## Begin Records for processing
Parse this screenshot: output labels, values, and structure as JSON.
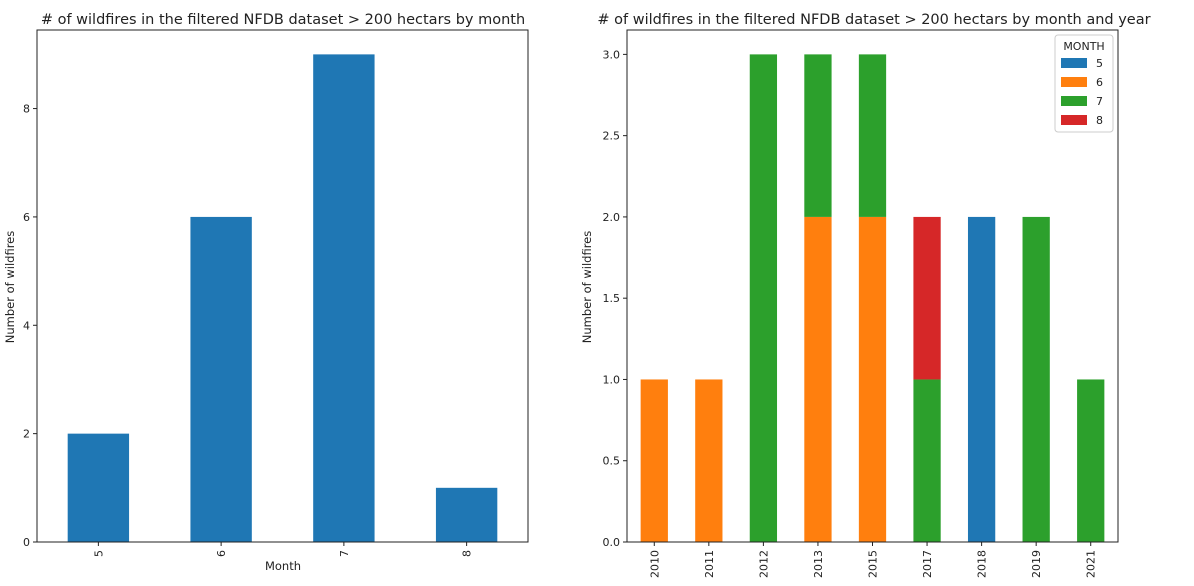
{
  "chart_data": [
    {
      "type": "bar",
      "title": "# of wildfires in the filtered NFDB dataset > 200 hectars by month",
      "xlabel": "Month",
      "ylabel": "Number of wildfires",
      "categories": [
        "5",
        "6",
        "7",
        "8"
      ],
      "values": [
        2,
        6,
        9,
        1
      ],
      "color": "#1f77b4",
      "ylim": [
        0,
        9.45
      ],
      "yticks": [
        0,
        2,
        4,
        6,
        8
      ],
      "ytick_labels": [
        "0",
        "2",
        "4",
        "6",
        "8"
      ],
      "grid": false
    },
    {
      "type": "bar",
      "stacked": true,
      "title": "# of wildfires in the filtered NFDB dataset > 200 hectars by month and year",
      "xlabel": "",
      "ylabel": "Number of wildfires",
      "categories": [
        "2010",
        "2011",
        "2012",
        "2013",
        "2015",
        "2017",
        "2018",
        "2019",
        "2021"
      ],
      "series": [
        {
          "name": "5",
          "color": "#1f77b4",
          "values": [
            0,
            0,
            0,
            0,
            0,
            0,
            2,
            0,
            0
          ]
        },
        {
          "name": "6",
          "color": "#ff7f0e",
          "values": [
            1,
            1,
            0,
            2,
            2,
            0,
            0,
            0,
            0
          ]
        },
        {
          "name": "7",
          "color": "#2ca02c",
          "values": [
            0,
            0,
            3,
            1,
            1,
            1,
            0,
            2,
            1
          ]
        },
        {
          "name": "8",
          "color": "#d62728",
          "values": [
            0,
            0,
            0,
            0,
            0,
            1,
            0,
            0,
            0
          ]
        }
      ],
      "legend_title": "MONTH",
      "legend_position": "top-right",
      "ylim": [
        0,
        3.15
      ],
      "yticks": [
        0,
        0.5,
        1,
        1.5,
        2,
        2.5,
        3
      ],
      "ytick_labels": [
        "0.0",
        "0.5",
        "1.0",
        "1.5",
        "2.0",
        "2.5",
        "3.0"
      ],
      "grid": false
    }
  ]
}
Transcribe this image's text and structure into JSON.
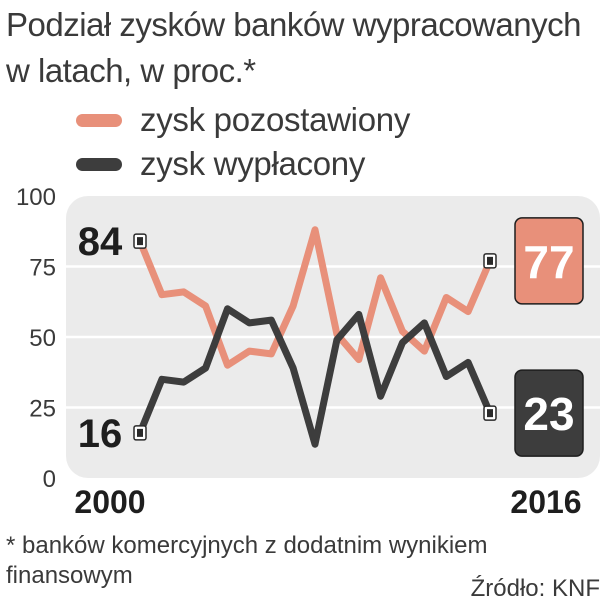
{
  "title": "Podział zysków banków wypracowanych w latach, w proc.*",
  "legend": [
    {
      "label": "zysk pozostawiony",
      "color": "#e8907a"
    },
    {
      "label": "zysk wypłacony",
      "color": "#3d3d3d"
    }
  ],
  "footnote": "* banków komercyjnych z dodatnim wynikiem finansowym",
  "source": "Źródło: KNF",
  "chart_data": {
    "type": "line",
    "x": [
      2000,
      2001,
      2002,
      2003,
      2004,
      2005,
      2006,
      2007,
      2008,
      2009,
      2010,
      2011,
      2012,
      2013,
      2014,
      2015,
      2016
    ],
    "xlim": [
      2000,
      2016
    ],
    "x_tick_labels": [
      "2000",
      "2016"
    ],
    "ylim": [
      0,
      100
    ],
    "y_ticks": [
      0,
      25,
      50,
      75,
      100
    ],
    "grid": true,
    "series": [
      {
        "name": "zysk pozostawiony",
        "color": "#e8907a",
        "values": [
          84,
          65,
          66,
          61,
          40,
          45,
          44,
          61,
          88,
          51,
          42,
          71,
          52,
          45,
          64,
          59,
          77
        ]
      },
      {
        "name": "zysk wypłacony",
        "color": "#3d3d3d",
        "values": [
          16,
          35,
          34,
          39,
          60,
          55,
          56,
          39,
          12,
          49,
          58,
          29,
          48,
          55,
          36,
          41,
          23
        ]
      }
    ],
    "start_labels": [
      "84",
      "16"
    ],
    "end_labels": [
      "77",
      "23"
    ]
  }
}
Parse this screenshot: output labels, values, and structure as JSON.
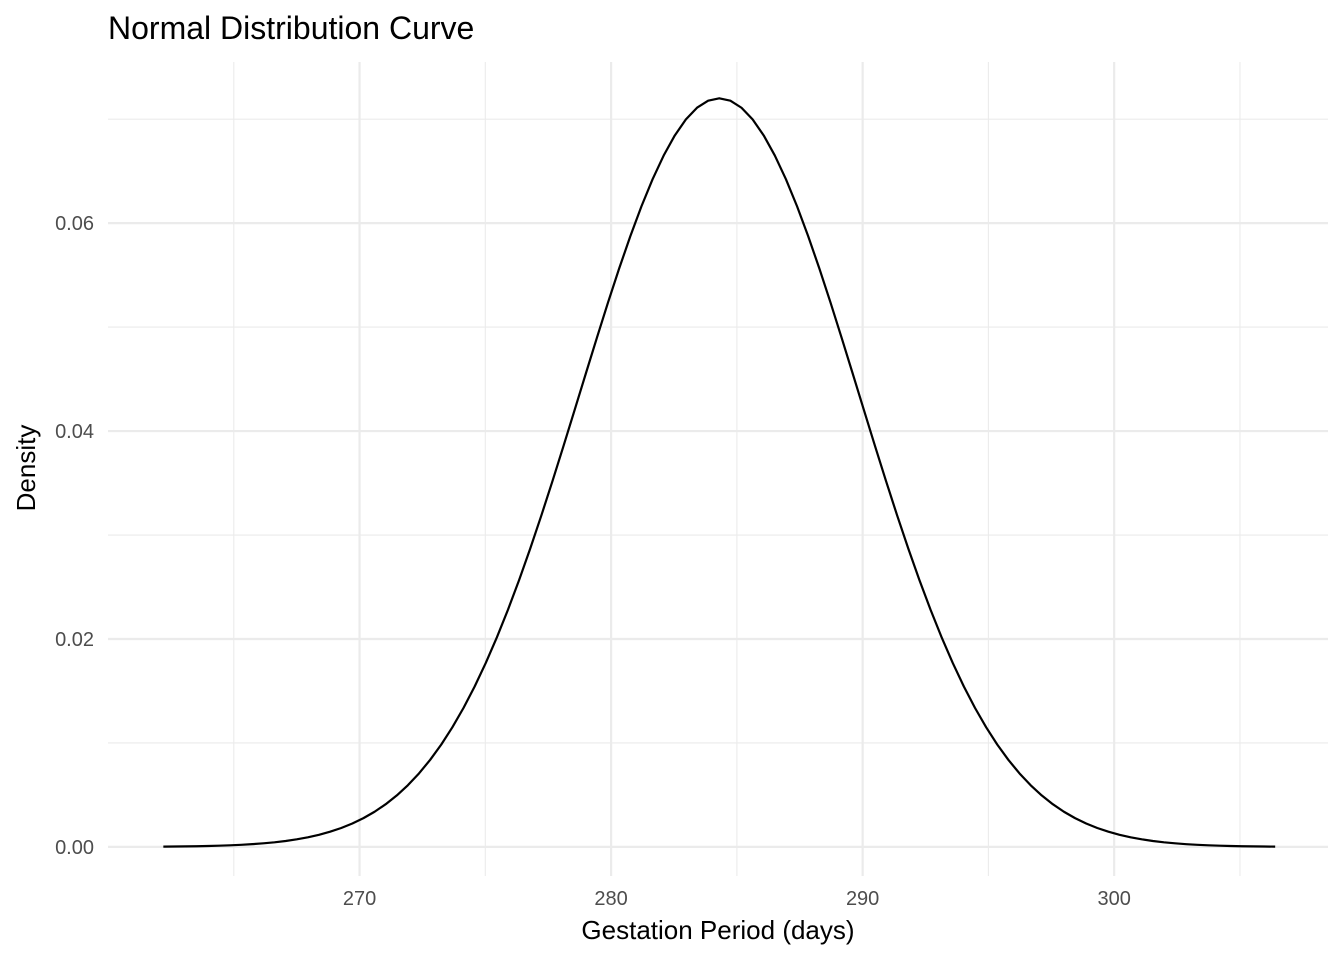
{
  "chart_data": {
    "type": "line",
    "title": "Normal Distribution Curve",
    "xlabel": "Gestation Period (days)",
    "ylabel": "Density",
    "x_ticks": [
      270,
      280,
      290,
      300
    ],
    "x_tick_labels": [
      "270",
      "280",
      "290",
      "300"
    ],
    "y_ticks": [
      0,
      0.02,
      0.04,
      0.06
    ],
    "y_tick_labels": [
      "0.00",
      "0.02",
      "0.04",
      "0.06"
    ],
    "xlim": [
      260.0,
      308.5
    ],
    "ylim": [
      -0.0028,
      0.0755
    ],
    "grid": true,
    "legend": "none",
    "series": [
      {
        "distribution": "normal",
        "mean": 284.3,
        "sd": 5.54,
        "x_range": [
          262.2,
          306.4
        ],
        "points": [
          {
            "x": 262.2,
            "y": 0.0
          },
          {
            "x": 266.0,
            "y": 0.0003
          },
          {
            "x": 268.0,
            "y": 0.001
          },
          {
            "x": 270.0,
            "y": 0.0026
          },
          {
            "x": 272.0,
            "y": 0.0054
          },
          {
            "x": 274.0,
            "y": 0.0128
          },
          {
            "x": 276.0,
            "y": 0.0235
          },
          {
            "x": 278.0,
            "y": 0.0383
          },
          {
            "x": 280.0,
            "y": 0.053
          },
          {
            "x": 282.0,
            "y": 0.0658
          },
          {
            "x": 284.3,
            "y": 0.072
          },
          {
            "x": 286.0,
            "y": 0.0688
          },
          {
            "x": 288.0,
            "y": 0.0577
          },
          {
            "x": 290.0,
            "y": 0.0424
          },
          {
            "x": 292.0,
            "y": 0.0272
          },
          {
            "x": 294.0,
            "y": 0.0155
          },
          {
            "x": 296.0,
            "y": 0.0078
          },
          {
            "x": 298.0,
            "y": 0.0034
          },
          {
            "x": 300.0,
            "y": 0.0013
          },
          {
            "x": 303.0,
            "y": 0.0002
          },
          {
            "x": 306.4,
            "y": 0.0
          }
        ]
      }
    ],
    "colors": {
      "line": "#000000",
      "grid": "#ebebeb",
      "tick_text": "#4d4d4d",
      "background": "#ffffff"
    }
  }
}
## End Records for processing
Goal: Gather each line in the entries above where the string "pozostawiony" is found.

Solution to this problem:
      "label": "zysk pozostawiony",
        "name": "zysk pozostawiony",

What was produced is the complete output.